Pictures don't belong in the copy; print all the records exactly.

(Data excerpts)
□ □ □ □

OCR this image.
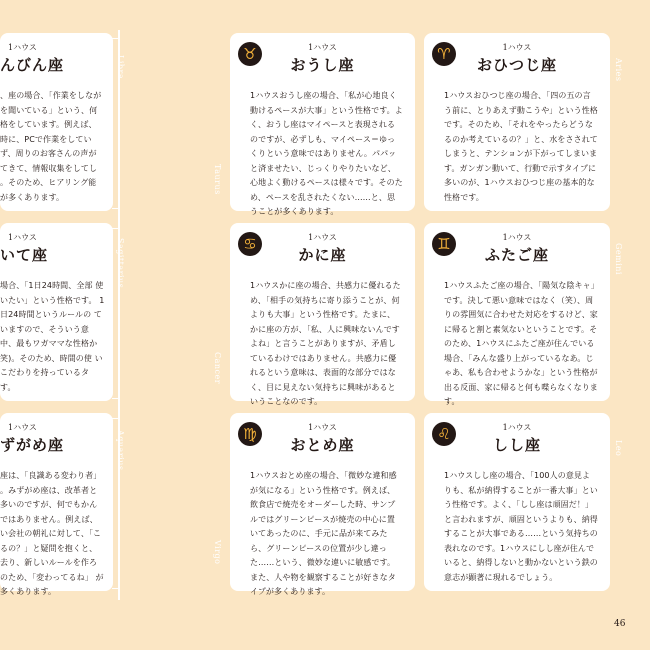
Libra
Sagittarius
Aquarius
Taurus
Cancer
Virgo
Aries
Gemini
Leo
1ハウス
んびん座
、座の場合、「作業をしなが を聞いている」という、何 格をしています。例えば、 時に、PCで作業をしてい ず、周りのお客さんの声が てきて、情報収集をしてし 。そのため、ヒアリング能 が多くあります。
♉	1ハウス
おうし座
1ハウスおうし座の場合、「私が心地良く動けるペースが大事」という性格です。よく、おうし座はマイペースと表現されるのですが、必ずしも、マイペース＝ゆっくりという意味ではありません。パパッと済ませたい、じっくりやりたいなど、心地よく動けるペースは様々です。そのため、ペースを乱されたくない……と、思うことが多くあります。
♈	1ハウス
おひつじ座
1ハウスおひつじ座の場合、「四の五の言う前に、とりあえず動こうや」という性格です。そのため、「それをやったらどうなるのか考えているの？」と、水をさされてしまうと、テンションが下がってしまいます。ガンガン動いて、行動で示すタイプに多いのが、1ハウスおひつじ座の基本的な性格です。
1ハウス
いて座
場合、「1日24時間、全部 使いたい」という性格です。 1日24時間というルールの ていますので、そういう意 中、最もワガママな性格か 笑)。そのため、時間の使 いこだわりを持っているタ す。
♋	1ハウス
かに座
1ハウスかに座の場合、共感力に優れるため、「相手の気持ちに寄り添うことが、何よりも大事」という性格です。たまに、かに座の方が、「私、人に興味ないんですよね」と言うことがありますが、矛盾しているわけではありません。共感力に優れるという意味は、表面的な部分ではなく、目に見えない気持ちに興味があるということなのです。
♊	1ハウス
ふたご座
1ハウスふたご座の場合、「陽気な陰キャ」です。決して悪い意味ではなく（笑）、周りの雰囲気に合わせた対応をするけど、家に帰ると割と素気ないということです。そのため、1ハウスにふたご座が住んでいる場合、「みんな盛り上がっているなあ。じゃあ、私も合わせようかな」という性格が出る反面、家に帰ると何も喋らなくなります。
1ハウス
ずがめ座
座は、「良識ある変わり者」 。みずがめ座は、改革者と 多いのですが、何でもかん ではありません。例えば、 い会社の朝礼に対して、「こ るの？」と疑問を抱くと、 去り、新しいルールを作ろ のため、「変わってるね」 が多くあります。
♍	1ハウス
おとめ座
1ハウスおとめ座の場合、「微妙な違和感が気になる」という性格です。例えば、飲食店で焼売をオーダーした時、サンプルではグリーンピースが焼売の中心に置いてあったのに、手元に品が来てみたら、グリーンピースの位置が少し違った……という、微妙な違いに敏感です。また、人や物を観察することが好きなタイプが多くあります。
♌	1ハウス
しし座
1ハウスしし座の場合、「100人の意見よりも、私が納得することが一番大事」という性格です。よく、「しし座は頑固だ！」と言われますが、頑固というよりも、納得することが大事である……という気持ちの表れなのです。1ハウスにしし座が住んでいると、納得しないと動かないという鉄の意志が顕著に現れるでしょう。
46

□ □ □ □

Exercise output:
OCR this image.
Libra
Sagittarius
Aquarius
Taurus
Cancer
Virgo
Aries
Gemini
Leo
1ハウス
んびん座
、座の場合、「作業をしなが を聞いている」という、何 格をしています。例えば、 時に、PCで作業をしてい ず、周りのお客さんの声が てきて、情報収集をしてし 。そのため、ヒアリング能 が多くあります。
♉	1ハウス
おうし座
1ハウスおうし座の場合、「私が心地良く動けるペースが大事」という性格です。よく、おうし座はマイペースと表現されるのですが、必ずしも、マイペース＝ゆっくりという意味ではありません。パパッと済ませたい、じっくりやりたいなど、心地よく動けるペースは様々です。そのため、ペースを乱されたくない……と、思うことが多くあります。
♈	1ハウス
おひつじ座
1ハウスおひつじ座の場合、「四の五の言う前に、とりあえず動こうや」という性格です。そのため、「それをやったらどうなるのか考えているの？」と、水をさされてしまうと、テンションが下がってしまいます。ガンガン動いて、行動で示すタイプに多いのが、1ハウスおひつじ座の基本的な性格です。
1ハウス
いて座
場合、「1日24時間、全部 使いたい」という性格です。 1日24時間というルールの ていますので、そういう意 中、最もワガママな性格か 笑)。そのため、時間の使 いこだわりを持っているタ す。
♋	1ハウス
かに座
1ハウスかに座の場合、共感力に優れるため、「相手の気持ちに寄り添うことが、何よりも大事」という性格です。たまに、かに座の方が、「私、人に興味ないんですよね」と言うことがありますが、矛盾しているわけではありません。共感力に優れるという意味は、表面的な部分ではなく、目に見えない気持ちに興味があるということなのです。
♊	1ハウス
ふたご座
1ハウスふたご座の場合、「陽気な陰キャ」です。決して悪い意味ではなく（笑）、周りの雰囲気に合わせた対応をするけど、家に帰ると割と素気ないということです。そのため、1ハウスにふたご座が住んでいる場合、「みんな盛り上がっているなあ。じゃあ、私も合わせようかな」という性格が出る反面、家に帰ると何も喋らなくなります。
1ハウス
ずがめ座
座は、「良識ある変わり者」 。みずがめ座は、改革者と 多いのですが、何でもかん ではありません。例えば、 い会社の朝礼に対して、「こ るの？」と疑問を抱くと、 去り、新しいルールを作ろ のため、「変わってるね」 が多くあります。
♍	1ハウス
おとめ座
1ハウスおとめ座の場合、「微妙な違和感が気になる」という性格です。例えば、飲食店で焼売をオーダーした時、サンプルではグリーンピースが焼売の中心に置いてあったのに、手元に品が来てみたら、グリーンピースの位置が少し違った……という、微妙な違いに敏感です。また、人や物を観察することが好きなタイプが多くあります。
♌	1ハウス
しし座
1ハウスしし座の場合、「100人の意見よりも、私が納得することが一番大事」という性格です。よく、「しし座は頑固だ！」と言われますが、頑固というよりも、納得することが大事である……という気持ちの表れなのです。1ハウスにしし座が住んでいると、納得しないと動かないという鉄の意志が顕著に現れるでしょう。
46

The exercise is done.